WHAT THE EXERCISE ASKS: Extract all lines from the data beneath that include the word "HEIGHT".

(Figure collection entries)
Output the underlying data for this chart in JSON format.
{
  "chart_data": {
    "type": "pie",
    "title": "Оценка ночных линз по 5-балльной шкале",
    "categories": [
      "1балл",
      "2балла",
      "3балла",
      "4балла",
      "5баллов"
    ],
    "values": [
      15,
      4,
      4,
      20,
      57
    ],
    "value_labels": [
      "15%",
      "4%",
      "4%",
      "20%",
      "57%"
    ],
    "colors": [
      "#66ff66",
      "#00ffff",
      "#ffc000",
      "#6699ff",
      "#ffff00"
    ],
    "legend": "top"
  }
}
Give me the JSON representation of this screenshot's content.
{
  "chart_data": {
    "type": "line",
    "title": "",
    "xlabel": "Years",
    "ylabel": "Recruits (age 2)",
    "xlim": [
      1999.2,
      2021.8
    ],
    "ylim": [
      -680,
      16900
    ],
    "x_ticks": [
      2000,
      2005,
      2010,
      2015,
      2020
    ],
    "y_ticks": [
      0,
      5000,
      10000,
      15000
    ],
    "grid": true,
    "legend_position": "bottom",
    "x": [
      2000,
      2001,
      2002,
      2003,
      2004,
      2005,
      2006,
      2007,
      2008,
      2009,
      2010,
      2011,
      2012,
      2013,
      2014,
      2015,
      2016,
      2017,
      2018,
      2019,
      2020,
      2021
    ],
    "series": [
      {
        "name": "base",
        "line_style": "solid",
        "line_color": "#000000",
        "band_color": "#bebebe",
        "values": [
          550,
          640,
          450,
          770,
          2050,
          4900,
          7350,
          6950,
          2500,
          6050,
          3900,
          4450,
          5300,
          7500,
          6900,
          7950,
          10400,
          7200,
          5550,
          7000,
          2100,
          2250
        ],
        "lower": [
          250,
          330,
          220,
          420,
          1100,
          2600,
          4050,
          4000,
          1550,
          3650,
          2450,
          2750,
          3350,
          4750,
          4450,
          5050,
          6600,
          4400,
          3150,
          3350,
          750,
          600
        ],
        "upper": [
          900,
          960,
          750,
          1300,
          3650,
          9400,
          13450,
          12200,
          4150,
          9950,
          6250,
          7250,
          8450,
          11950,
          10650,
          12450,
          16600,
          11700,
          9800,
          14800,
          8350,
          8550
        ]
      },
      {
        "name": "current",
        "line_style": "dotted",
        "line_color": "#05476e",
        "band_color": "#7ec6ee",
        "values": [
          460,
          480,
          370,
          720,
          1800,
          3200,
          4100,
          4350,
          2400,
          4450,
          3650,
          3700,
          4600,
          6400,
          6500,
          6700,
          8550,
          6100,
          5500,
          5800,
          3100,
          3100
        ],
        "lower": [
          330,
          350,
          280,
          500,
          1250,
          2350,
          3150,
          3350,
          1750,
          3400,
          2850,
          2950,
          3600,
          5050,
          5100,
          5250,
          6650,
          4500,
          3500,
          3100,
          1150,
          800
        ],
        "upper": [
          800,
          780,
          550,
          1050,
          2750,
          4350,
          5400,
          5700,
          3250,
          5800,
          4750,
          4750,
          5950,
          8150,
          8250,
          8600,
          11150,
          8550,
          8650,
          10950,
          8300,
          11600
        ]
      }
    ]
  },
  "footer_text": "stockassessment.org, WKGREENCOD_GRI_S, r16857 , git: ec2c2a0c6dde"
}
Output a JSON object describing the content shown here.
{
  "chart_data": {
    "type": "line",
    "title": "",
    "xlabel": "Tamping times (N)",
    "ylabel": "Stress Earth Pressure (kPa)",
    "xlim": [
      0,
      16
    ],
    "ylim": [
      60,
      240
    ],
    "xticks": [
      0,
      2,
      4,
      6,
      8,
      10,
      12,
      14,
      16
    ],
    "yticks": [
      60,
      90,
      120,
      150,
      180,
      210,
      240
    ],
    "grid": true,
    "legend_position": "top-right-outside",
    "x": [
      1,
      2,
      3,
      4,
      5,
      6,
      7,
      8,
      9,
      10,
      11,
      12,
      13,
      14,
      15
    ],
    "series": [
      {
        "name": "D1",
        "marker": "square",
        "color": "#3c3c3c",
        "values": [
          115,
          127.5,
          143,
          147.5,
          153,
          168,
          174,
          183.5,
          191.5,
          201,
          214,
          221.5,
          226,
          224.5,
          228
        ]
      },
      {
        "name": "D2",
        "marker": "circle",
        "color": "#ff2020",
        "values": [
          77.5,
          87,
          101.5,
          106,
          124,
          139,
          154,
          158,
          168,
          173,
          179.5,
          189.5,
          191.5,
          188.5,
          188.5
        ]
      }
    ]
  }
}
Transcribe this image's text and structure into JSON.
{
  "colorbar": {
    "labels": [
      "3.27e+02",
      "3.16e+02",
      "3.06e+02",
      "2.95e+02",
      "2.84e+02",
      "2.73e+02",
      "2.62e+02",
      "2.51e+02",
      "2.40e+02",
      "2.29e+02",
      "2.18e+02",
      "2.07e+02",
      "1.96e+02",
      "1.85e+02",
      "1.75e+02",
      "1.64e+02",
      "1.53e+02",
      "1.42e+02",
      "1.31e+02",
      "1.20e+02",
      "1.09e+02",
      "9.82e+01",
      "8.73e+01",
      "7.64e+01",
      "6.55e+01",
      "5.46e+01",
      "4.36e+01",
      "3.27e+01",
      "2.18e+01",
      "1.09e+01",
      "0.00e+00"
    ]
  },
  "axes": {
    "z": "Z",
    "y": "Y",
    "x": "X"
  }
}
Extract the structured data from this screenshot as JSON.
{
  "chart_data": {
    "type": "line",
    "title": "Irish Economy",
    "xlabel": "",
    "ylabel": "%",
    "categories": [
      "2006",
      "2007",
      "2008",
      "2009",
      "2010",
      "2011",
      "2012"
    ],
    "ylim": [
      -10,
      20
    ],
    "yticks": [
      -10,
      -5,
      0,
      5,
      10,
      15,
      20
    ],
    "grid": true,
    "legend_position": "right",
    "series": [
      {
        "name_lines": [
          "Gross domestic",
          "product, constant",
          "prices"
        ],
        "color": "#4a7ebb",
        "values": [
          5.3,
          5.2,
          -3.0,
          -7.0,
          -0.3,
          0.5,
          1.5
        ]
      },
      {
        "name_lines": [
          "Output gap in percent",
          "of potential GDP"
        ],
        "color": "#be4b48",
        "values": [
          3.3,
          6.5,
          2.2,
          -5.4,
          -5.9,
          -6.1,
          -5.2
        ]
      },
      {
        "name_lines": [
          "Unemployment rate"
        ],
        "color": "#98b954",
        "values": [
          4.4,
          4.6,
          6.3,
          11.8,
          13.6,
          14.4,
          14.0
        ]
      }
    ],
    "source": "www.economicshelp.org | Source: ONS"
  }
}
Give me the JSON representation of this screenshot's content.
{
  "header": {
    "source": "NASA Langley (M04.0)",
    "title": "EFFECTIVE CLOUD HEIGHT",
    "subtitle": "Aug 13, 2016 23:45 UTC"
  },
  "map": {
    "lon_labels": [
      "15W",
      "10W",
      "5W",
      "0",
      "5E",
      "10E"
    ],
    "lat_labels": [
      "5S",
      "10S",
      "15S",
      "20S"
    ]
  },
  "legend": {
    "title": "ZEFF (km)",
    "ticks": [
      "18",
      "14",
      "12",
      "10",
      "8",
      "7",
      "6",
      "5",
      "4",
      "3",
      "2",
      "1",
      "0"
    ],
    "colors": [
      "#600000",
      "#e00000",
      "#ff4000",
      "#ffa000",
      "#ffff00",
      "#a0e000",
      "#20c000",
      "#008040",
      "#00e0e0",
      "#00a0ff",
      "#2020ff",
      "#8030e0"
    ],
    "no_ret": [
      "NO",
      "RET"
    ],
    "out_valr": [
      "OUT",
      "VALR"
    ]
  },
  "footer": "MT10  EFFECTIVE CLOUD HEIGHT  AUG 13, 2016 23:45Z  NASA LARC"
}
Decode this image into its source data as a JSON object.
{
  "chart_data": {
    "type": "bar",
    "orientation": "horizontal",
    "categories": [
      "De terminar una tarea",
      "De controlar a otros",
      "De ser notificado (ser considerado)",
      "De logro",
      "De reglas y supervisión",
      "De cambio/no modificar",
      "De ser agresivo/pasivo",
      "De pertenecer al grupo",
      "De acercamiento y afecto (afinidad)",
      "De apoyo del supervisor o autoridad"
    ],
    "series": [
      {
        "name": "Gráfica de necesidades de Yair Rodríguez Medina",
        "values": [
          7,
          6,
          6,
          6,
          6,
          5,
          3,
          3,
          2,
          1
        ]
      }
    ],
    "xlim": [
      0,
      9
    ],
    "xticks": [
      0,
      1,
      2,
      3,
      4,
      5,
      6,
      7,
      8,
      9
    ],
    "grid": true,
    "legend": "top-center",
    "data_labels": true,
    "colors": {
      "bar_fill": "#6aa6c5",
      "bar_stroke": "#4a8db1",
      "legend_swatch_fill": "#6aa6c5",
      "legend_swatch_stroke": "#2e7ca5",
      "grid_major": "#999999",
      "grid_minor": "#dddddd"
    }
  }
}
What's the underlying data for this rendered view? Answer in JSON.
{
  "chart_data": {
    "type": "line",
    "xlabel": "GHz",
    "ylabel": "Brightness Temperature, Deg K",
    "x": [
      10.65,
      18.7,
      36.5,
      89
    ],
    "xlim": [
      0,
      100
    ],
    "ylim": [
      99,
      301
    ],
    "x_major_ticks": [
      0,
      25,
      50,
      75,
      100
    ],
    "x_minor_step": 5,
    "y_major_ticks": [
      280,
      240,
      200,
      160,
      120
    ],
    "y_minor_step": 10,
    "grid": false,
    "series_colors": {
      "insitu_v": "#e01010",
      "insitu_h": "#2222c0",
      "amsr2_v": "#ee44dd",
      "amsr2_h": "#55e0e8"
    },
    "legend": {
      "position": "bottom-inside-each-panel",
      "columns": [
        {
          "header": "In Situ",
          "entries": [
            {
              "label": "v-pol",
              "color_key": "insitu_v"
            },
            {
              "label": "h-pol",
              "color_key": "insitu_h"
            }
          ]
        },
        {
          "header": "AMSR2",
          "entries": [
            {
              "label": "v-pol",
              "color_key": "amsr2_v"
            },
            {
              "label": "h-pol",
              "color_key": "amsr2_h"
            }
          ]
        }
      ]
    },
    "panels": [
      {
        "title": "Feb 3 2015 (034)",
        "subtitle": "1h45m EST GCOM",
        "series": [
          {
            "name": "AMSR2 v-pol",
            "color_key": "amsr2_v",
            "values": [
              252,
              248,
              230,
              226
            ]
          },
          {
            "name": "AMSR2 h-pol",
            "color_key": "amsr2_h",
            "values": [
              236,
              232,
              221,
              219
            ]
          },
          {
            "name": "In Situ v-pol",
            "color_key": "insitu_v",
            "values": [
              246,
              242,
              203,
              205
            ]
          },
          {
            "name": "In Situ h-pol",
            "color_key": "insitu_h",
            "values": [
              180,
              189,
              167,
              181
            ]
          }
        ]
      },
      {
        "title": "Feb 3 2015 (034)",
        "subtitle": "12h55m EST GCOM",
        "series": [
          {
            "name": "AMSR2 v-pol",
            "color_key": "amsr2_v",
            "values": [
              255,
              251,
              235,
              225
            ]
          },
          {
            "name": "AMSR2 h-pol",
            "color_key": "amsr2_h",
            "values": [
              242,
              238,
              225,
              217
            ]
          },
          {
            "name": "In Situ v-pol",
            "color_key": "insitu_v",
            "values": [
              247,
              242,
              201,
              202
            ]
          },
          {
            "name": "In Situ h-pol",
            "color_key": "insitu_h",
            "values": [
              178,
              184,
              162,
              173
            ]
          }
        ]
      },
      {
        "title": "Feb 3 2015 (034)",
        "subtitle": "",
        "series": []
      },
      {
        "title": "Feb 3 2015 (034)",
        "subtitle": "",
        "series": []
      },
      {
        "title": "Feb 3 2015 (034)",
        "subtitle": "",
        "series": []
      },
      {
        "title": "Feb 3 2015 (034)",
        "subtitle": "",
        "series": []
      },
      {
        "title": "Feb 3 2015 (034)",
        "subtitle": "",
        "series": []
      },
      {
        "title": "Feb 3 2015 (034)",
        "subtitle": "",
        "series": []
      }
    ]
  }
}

REPLY:
    "title": "EFFECTIVE CLOUD HEIGHT",
  "footer": "MT10  EFFECTIVE CLOUD HEIGHT  AUG 13, 2016 23:45Z  NASA LARC"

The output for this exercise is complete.